- [Assignment]: Return the entries below verbatim. Pictures stay out.

Saved entries
▼▼▼
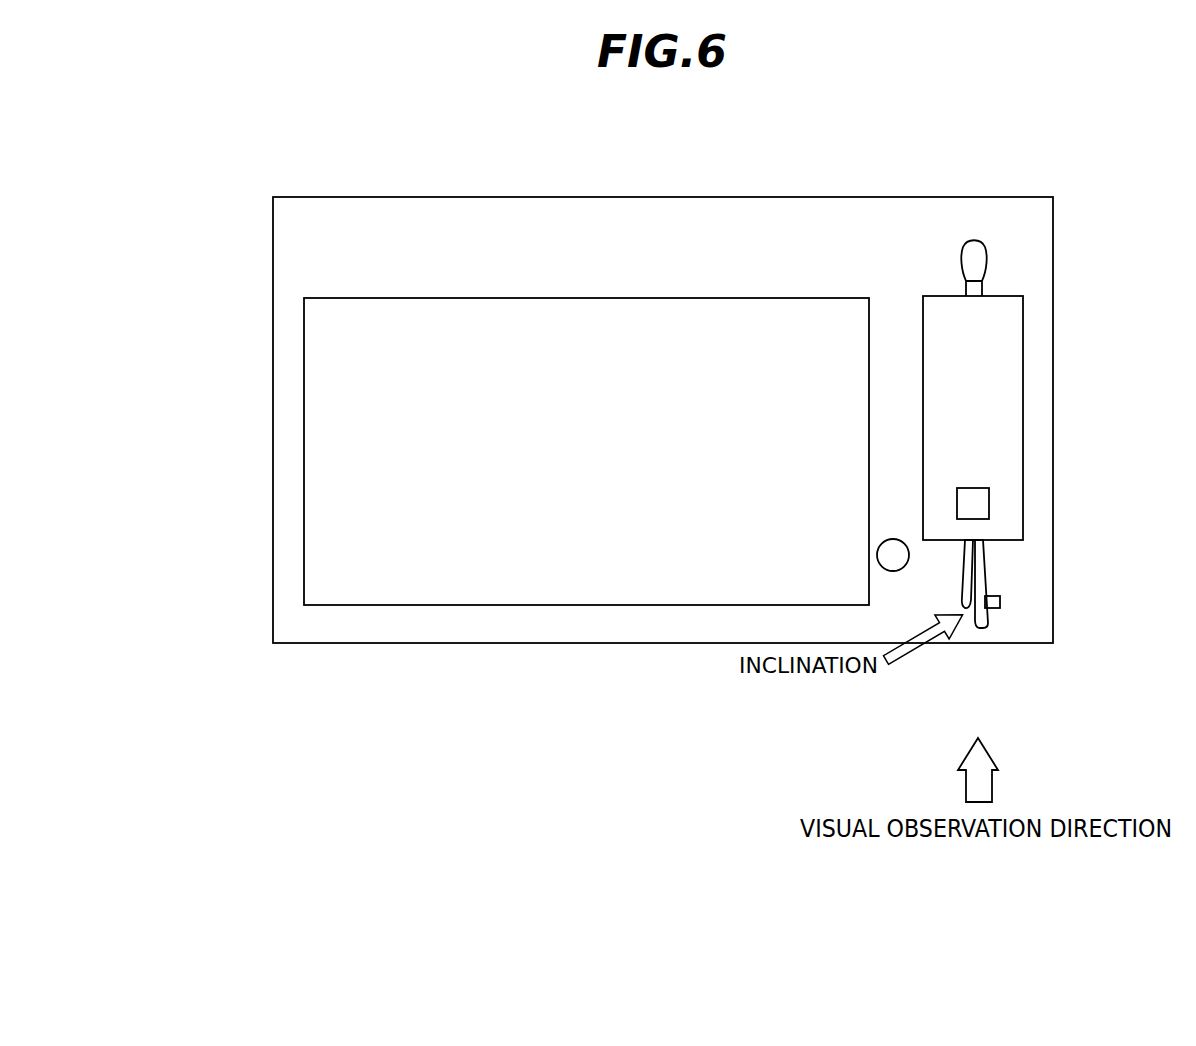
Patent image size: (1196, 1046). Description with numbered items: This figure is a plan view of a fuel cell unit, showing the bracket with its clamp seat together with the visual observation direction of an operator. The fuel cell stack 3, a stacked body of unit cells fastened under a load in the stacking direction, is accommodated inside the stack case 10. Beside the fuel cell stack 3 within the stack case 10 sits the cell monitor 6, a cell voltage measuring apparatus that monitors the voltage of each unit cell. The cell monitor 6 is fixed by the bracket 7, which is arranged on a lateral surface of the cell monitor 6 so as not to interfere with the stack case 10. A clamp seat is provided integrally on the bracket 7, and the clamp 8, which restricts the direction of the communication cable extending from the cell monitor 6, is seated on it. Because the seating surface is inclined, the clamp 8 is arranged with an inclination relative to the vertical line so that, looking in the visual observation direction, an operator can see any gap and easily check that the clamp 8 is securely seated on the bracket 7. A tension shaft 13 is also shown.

The stack case 10 is at (788, 197).
The fuel cell stack 3 is at (355, 447).
The cell monitor 6 is at (997, 368).
The bracket 7 is at (987, 587).
The clamp 8 is at (972, 607).
The tension shaft 13 is at (877, 560).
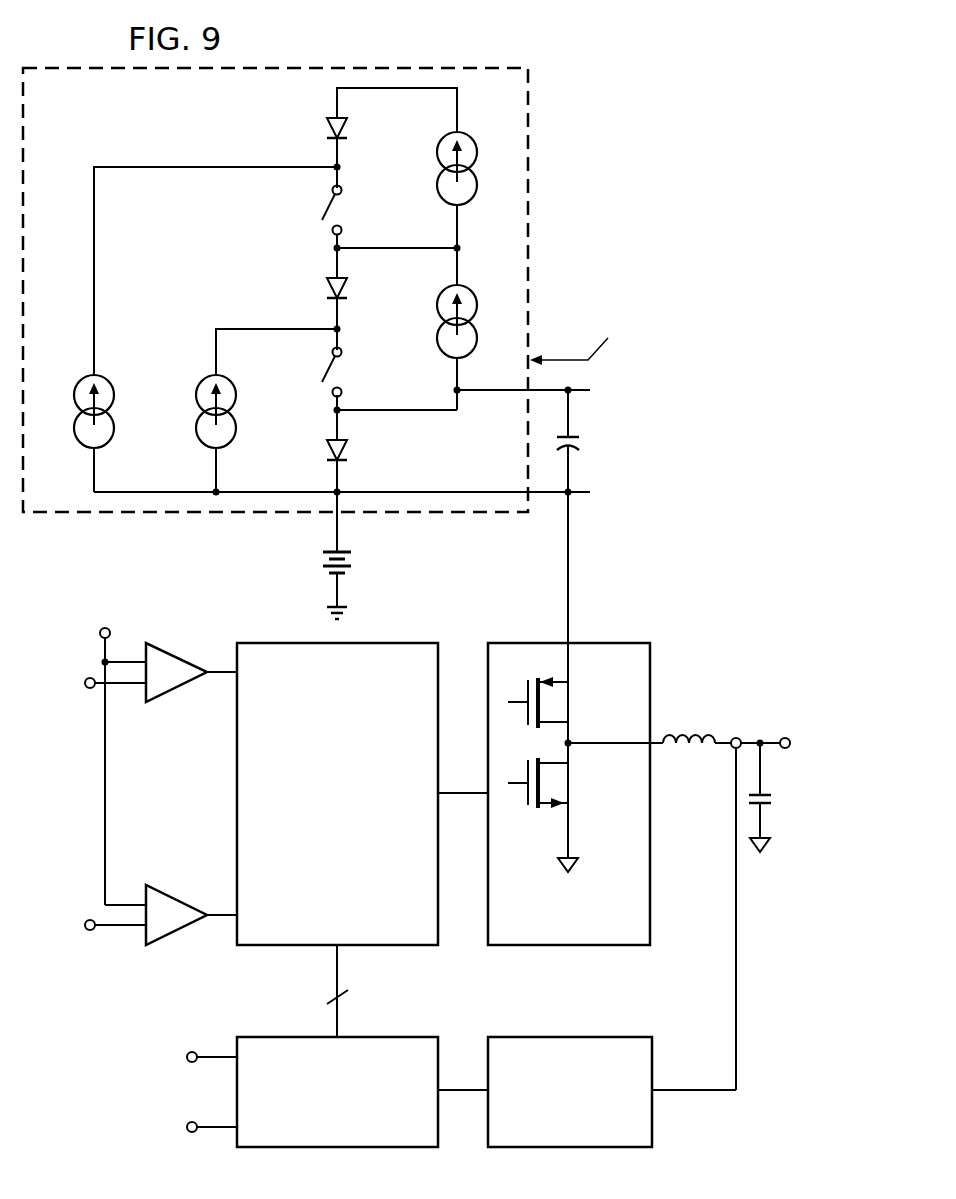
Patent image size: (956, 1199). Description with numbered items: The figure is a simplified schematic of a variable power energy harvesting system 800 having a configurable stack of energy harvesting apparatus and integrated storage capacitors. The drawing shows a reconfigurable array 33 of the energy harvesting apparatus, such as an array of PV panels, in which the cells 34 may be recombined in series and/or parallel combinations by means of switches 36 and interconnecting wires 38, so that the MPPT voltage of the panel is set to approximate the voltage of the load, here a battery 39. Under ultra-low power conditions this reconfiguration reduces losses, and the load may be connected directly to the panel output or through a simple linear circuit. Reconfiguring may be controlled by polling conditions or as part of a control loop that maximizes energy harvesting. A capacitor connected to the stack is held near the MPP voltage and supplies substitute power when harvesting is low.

The variable power energy harvesting system 800 is at (692, 176).
The reconfigurable array 33 is at (84, 64).
The current source (photovoltaic cell) 34 is at (468, 140).
The switch 36 is at (330, 210).
The interconnect wire 38 is at (94, 270).
The battery 39 is at (345, 568).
▲▲▲
- [Written response]:
Patent image size: (1196, 1046). Description with numbered items: This figure is a plan view of a fuel cell unit, showing the bracket with its clamp seat together with the visual observation direction of an operator. The fuel cell stack 3, a stacked body of unit cells fastened under a load in the stacking direction, is accommodated inside the stack case 10. Beside the fuel cell stack 3 within the stack case 10 sits the cell monitor 6, a cell voltage measuring apparatus that monitors the voltage of each unit cell. The cell monitor 6 is fixed by the bracket 7, which is arranged on a lateral surface of the cell monitor 6 so as not to interfere with the stack case 10. A clamp seat is provided integrally on the bracket 7, and the clamp 8, which restricts the direction of the communication cable extending from the cell monitor 6, is seated on it. Because the seating surface is inclined, the clamp 8 is arranged with an inclination relative to the vertical line so that, looking in the visual observation direction, an operator can see any gap and easily check that the clamp 8 is securely seated on the bracket 7. A tension shaft 13 is also shown.

The stack case 10 is at (788, 197).
The fuel cell stack 3 is at (355, 447).
The cell monitor 6 is at (997, 368).
The bracket 7 is at (987, 587).
The clamp 8 is at (972, 607).
The tension shaft 13 is at (877, 560).
Patent image size: (956, 1199). Description with numbered items: The figure is a simplified schematic of a variable power energy harvesting system 800 having a configurable stack of energy harvesting apparatus and integrated storage capacitors. The drawing shows a reconfigurable array 33 of the energy harvesting apparatus, such as an array of PV panels, in which the cells 34 may be recombined in series and/or parallel combinations by means of switches 36 and interconnecting wires 38, so that the MPPT voltage of the panel is set to approximate the voltage of the load, here a battery 39. Under ultra-low power conditions this reconfiguration reduces losses, and the load may be connected directly to the panel output or through a simple linear circuit. Reconfiguring may be controlled by polling conditions or as part of a control loop that maximizes energy harvesting. A capacitor connected to the stack is held near the MPP voltage and supplies substitute power when harvesting is low.

The variable power energy harvesting system 800 is at (692, 176).
The reconfigurable array 33 is at (84, 64).
The current source (photovoltaic cell) 34 is at (468, 140).
The switch 36 is at (330, 210).
The interconnect wire 38 is at (94, 270).
The battery 39 is at (345, 568).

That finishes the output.